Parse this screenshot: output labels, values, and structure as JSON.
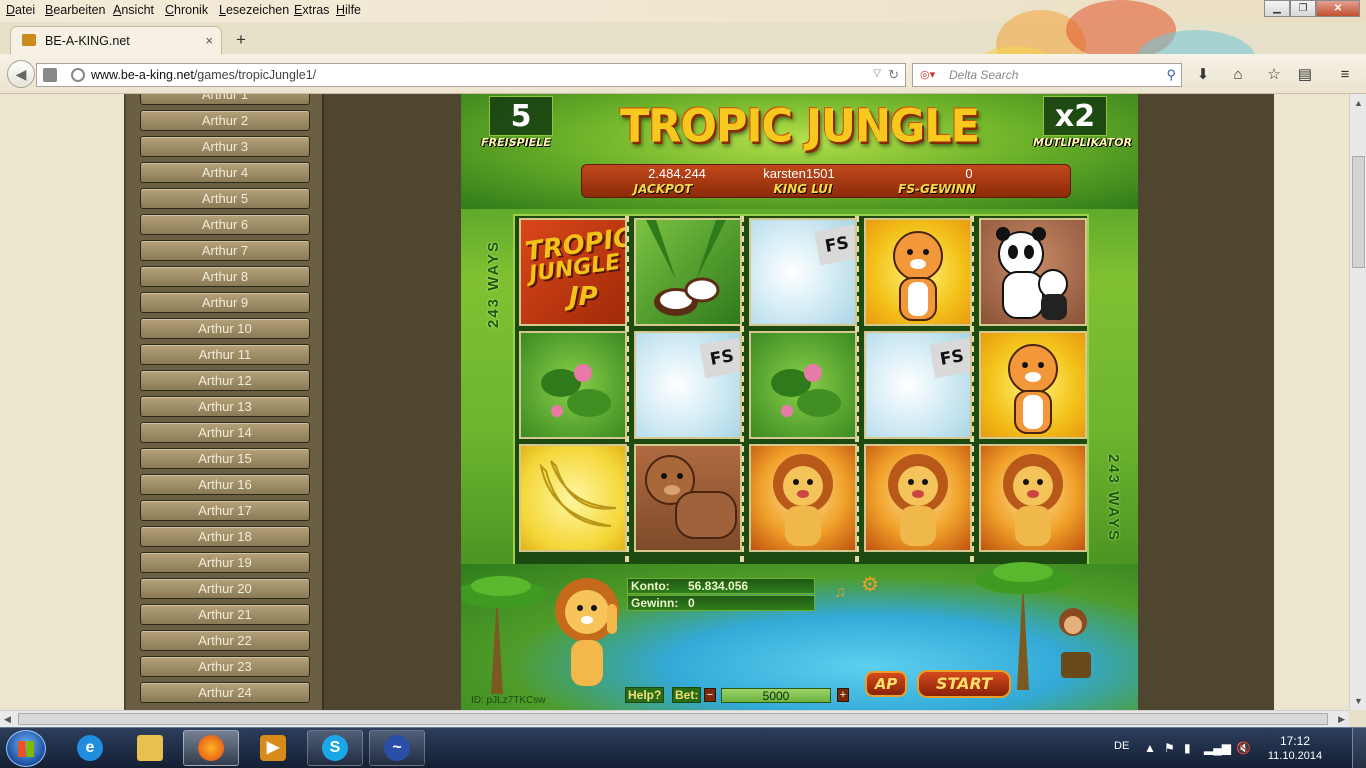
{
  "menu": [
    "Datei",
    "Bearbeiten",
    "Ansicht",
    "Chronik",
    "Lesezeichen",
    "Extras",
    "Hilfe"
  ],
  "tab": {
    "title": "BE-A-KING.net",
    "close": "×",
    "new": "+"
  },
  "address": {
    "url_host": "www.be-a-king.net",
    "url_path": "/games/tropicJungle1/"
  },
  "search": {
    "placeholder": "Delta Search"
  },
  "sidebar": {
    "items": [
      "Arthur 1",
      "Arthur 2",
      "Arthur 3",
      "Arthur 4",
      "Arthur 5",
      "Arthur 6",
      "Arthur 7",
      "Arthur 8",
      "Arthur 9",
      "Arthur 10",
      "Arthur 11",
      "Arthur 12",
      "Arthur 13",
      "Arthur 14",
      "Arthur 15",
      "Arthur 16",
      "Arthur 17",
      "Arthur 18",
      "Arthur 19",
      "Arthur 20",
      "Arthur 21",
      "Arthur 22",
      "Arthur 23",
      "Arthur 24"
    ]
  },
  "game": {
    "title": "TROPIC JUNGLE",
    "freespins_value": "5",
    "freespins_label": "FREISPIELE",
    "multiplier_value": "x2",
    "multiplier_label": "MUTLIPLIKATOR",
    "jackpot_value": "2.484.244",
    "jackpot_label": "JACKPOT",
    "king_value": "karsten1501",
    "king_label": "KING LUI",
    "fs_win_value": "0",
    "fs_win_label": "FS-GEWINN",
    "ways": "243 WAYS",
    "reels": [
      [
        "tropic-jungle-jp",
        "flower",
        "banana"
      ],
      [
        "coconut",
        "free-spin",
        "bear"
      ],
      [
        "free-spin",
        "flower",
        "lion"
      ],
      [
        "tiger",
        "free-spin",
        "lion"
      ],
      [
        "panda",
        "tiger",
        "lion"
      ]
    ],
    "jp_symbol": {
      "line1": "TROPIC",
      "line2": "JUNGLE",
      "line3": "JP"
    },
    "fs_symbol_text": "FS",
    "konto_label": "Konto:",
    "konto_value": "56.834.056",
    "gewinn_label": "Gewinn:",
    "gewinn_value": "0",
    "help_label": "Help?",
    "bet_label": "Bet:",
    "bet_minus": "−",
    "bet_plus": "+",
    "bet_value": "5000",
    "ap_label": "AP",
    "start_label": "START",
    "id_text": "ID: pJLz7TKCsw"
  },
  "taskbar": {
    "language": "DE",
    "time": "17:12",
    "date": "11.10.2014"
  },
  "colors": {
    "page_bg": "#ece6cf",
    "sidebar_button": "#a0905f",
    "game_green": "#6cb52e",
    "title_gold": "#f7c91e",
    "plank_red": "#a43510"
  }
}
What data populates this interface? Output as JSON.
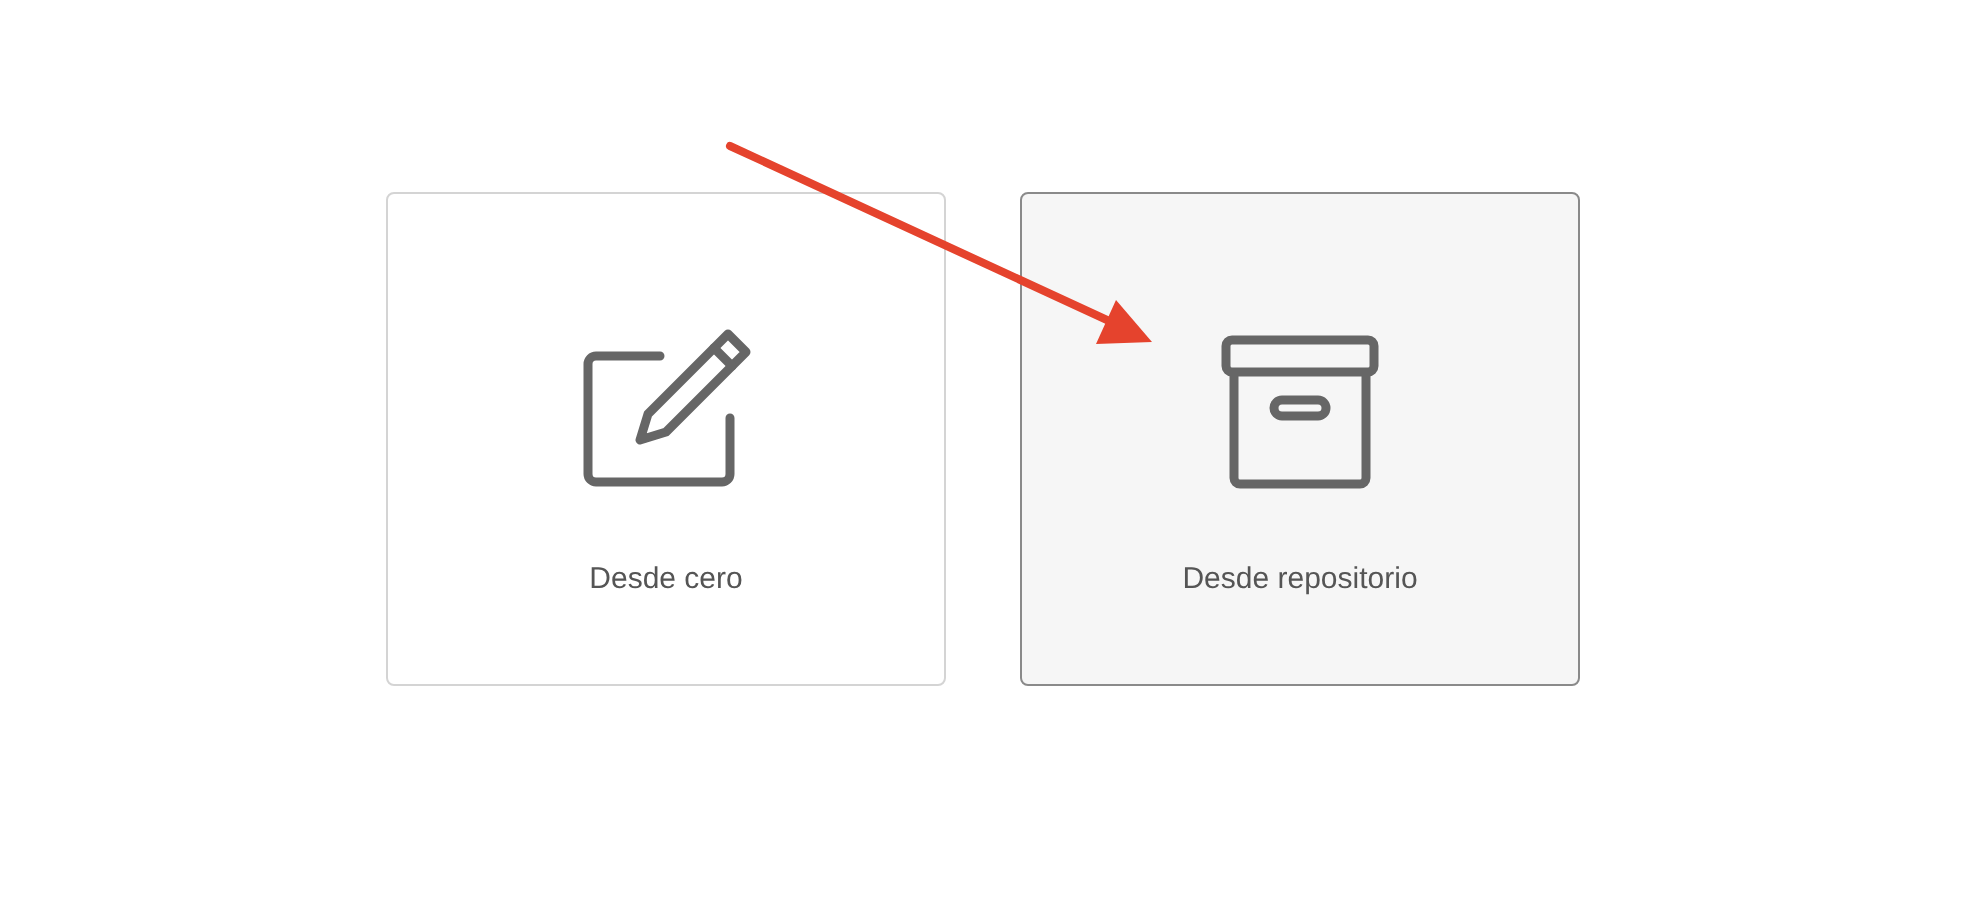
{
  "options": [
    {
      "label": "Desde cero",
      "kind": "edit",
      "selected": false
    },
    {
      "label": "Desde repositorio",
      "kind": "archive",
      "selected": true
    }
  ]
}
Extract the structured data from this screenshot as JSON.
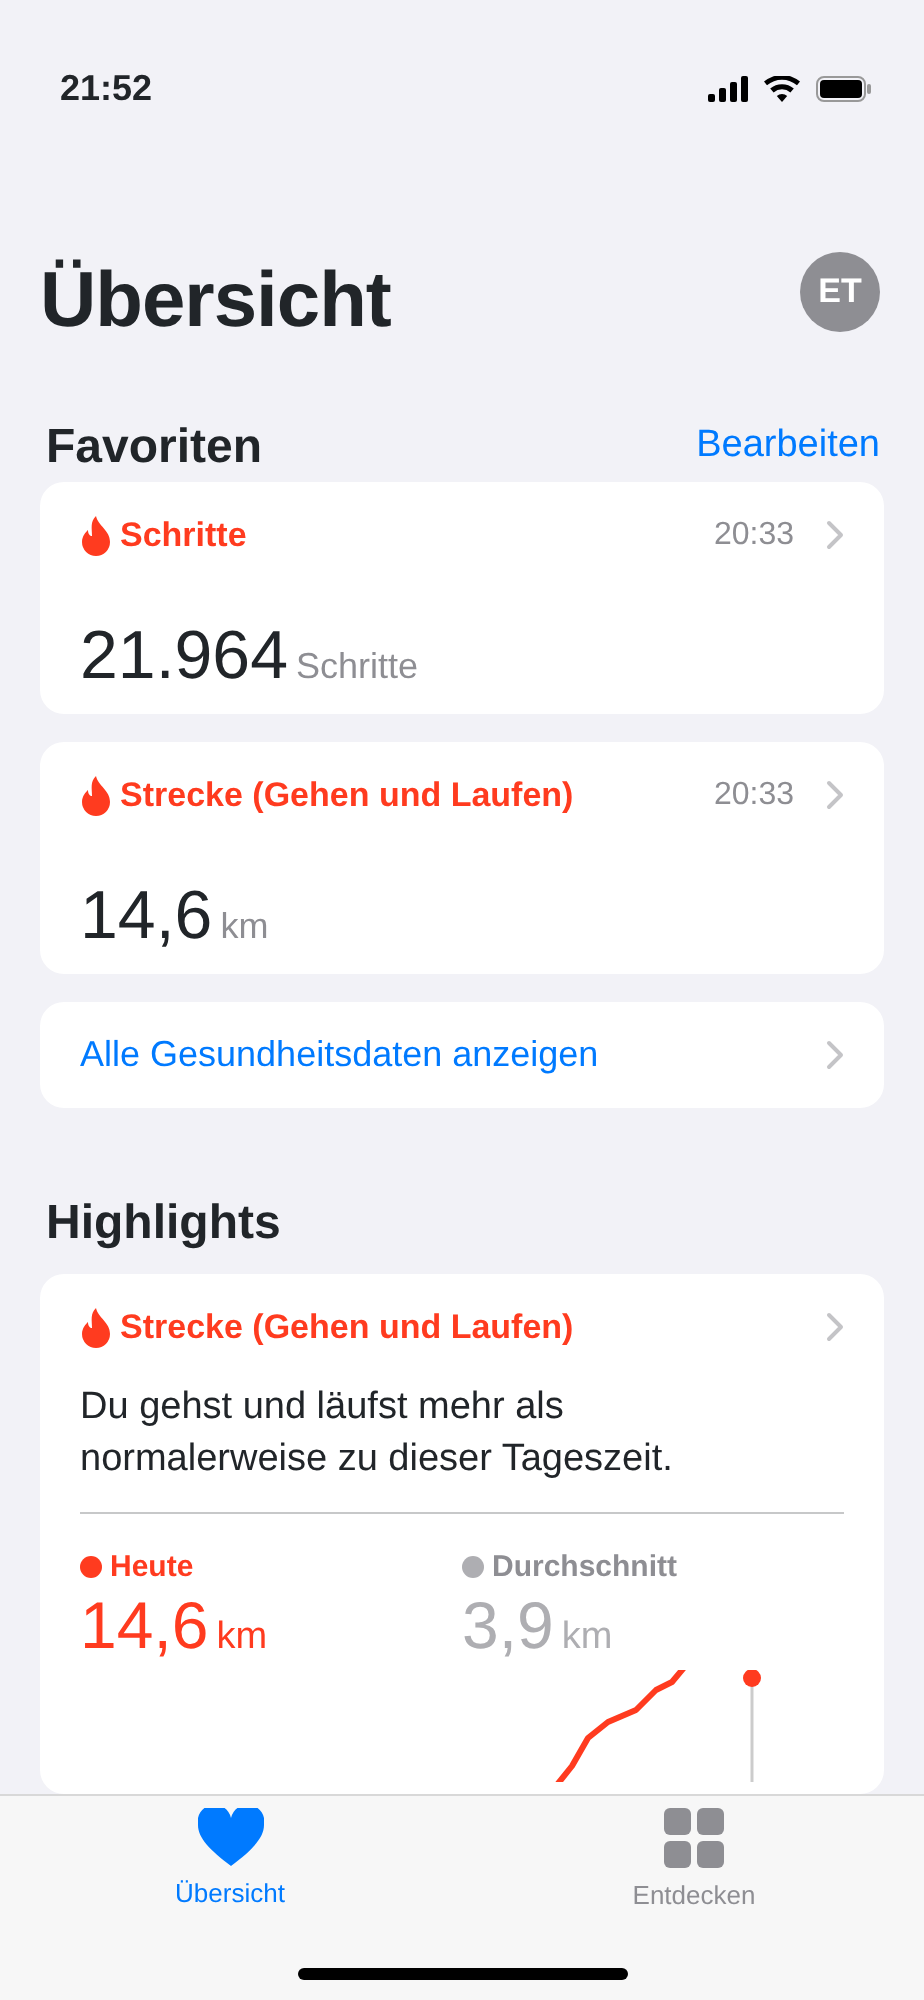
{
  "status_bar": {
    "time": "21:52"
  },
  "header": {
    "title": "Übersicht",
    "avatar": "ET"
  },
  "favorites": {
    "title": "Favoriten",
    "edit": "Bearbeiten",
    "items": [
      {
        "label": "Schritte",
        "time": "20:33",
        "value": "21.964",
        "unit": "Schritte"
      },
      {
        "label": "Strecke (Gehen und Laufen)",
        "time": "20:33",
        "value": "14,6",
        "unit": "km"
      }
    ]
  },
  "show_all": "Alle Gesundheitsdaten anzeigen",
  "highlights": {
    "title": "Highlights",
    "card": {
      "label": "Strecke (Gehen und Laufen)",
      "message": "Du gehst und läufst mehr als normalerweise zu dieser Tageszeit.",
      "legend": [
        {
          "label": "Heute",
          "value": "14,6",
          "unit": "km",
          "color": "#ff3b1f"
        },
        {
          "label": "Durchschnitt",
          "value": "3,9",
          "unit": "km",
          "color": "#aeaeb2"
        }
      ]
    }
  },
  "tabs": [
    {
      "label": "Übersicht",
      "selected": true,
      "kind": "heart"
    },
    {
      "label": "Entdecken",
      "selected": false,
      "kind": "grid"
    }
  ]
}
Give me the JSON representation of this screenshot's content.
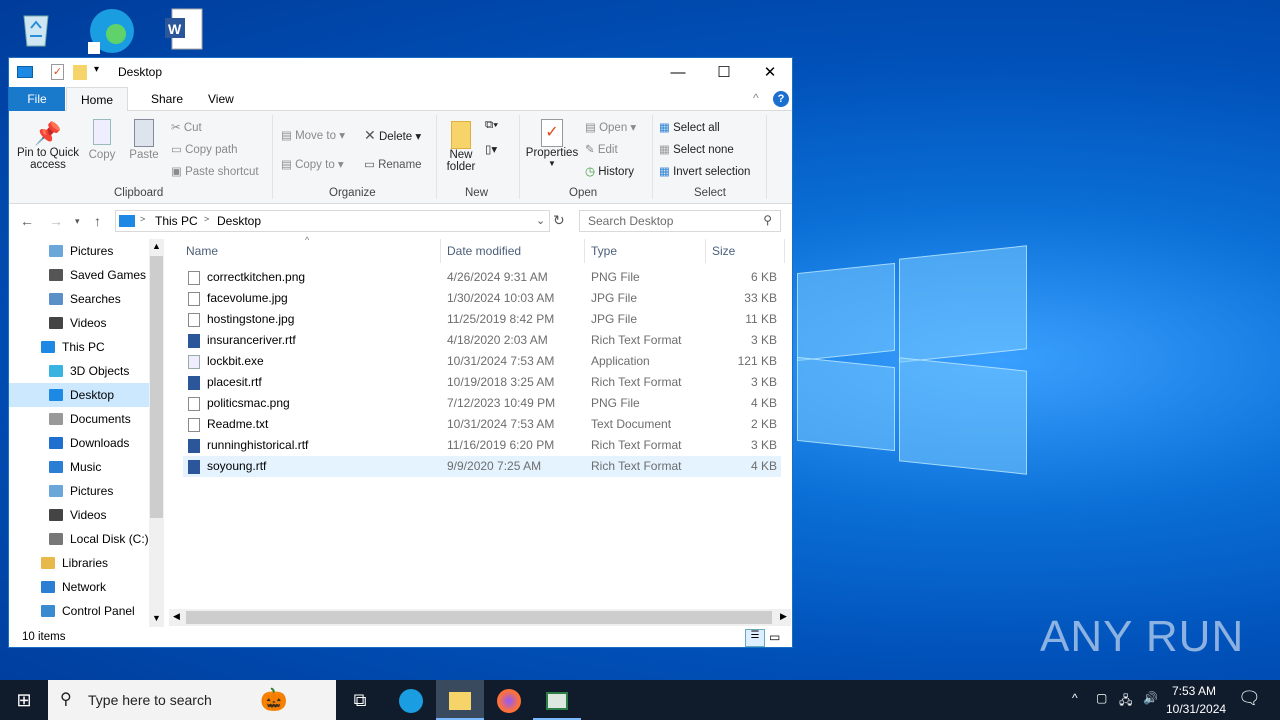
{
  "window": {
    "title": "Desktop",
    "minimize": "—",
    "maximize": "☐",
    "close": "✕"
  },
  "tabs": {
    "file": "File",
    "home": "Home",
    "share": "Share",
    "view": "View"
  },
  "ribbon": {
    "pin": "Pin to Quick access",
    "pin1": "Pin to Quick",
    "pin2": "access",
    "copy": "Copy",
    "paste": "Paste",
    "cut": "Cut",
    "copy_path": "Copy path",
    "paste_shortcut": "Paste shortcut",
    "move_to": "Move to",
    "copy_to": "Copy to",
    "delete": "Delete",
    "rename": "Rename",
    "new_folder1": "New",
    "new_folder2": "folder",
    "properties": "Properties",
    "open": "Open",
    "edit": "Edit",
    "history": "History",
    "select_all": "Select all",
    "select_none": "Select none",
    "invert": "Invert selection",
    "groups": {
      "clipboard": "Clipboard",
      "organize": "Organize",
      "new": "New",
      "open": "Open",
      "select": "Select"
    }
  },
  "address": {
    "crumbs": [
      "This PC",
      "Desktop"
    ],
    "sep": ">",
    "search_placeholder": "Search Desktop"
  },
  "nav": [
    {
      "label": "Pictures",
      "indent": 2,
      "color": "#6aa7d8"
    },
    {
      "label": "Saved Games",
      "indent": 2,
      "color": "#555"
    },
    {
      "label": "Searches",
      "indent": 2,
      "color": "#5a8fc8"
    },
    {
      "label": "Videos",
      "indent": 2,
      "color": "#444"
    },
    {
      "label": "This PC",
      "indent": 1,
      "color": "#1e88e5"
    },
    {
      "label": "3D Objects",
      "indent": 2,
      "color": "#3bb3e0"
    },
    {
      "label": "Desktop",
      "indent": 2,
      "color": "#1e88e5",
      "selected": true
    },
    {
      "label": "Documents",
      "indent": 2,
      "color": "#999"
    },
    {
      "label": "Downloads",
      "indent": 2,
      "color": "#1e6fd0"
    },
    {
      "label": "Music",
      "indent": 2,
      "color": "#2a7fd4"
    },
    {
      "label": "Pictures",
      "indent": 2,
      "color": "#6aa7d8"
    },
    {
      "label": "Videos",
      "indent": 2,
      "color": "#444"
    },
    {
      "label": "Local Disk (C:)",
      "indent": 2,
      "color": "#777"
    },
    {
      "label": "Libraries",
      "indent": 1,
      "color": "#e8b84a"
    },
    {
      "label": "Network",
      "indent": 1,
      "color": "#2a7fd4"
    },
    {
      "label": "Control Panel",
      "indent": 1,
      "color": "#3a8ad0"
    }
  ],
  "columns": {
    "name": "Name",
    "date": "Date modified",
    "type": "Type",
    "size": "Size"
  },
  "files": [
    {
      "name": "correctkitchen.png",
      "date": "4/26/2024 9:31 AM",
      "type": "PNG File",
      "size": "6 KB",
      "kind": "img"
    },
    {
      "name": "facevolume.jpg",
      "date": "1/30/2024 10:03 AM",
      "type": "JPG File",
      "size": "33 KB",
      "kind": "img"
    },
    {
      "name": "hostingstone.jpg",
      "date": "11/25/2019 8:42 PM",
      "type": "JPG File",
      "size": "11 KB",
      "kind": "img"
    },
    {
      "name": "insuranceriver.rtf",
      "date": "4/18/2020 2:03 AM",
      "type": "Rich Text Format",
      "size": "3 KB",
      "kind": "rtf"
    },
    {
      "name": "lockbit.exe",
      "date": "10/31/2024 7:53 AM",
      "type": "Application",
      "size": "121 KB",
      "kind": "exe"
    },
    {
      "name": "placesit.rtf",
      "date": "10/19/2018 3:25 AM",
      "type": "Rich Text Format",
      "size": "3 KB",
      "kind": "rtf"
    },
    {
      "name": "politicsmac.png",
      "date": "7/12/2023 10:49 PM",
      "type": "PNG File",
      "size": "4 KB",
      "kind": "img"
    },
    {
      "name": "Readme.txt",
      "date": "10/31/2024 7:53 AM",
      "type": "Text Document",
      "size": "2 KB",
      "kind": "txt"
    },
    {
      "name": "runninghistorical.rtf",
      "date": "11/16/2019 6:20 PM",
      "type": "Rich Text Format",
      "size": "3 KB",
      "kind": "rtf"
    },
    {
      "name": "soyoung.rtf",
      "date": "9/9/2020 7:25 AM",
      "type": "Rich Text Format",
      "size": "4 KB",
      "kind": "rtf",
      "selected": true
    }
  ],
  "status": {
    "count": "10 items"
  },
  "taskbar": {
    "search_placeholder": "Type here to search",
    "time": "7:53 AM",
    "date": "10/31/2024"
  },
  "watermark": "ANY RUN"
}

---------------

Instruction:
In the lines above, find each one with "screenshot" and list it.

Answer to this task:
Parse this screenshot: output labels, values, and structure as JSON.
Extract the structured data from this screenshot as JSON.
Give me the JSON representation of this screenshot's content.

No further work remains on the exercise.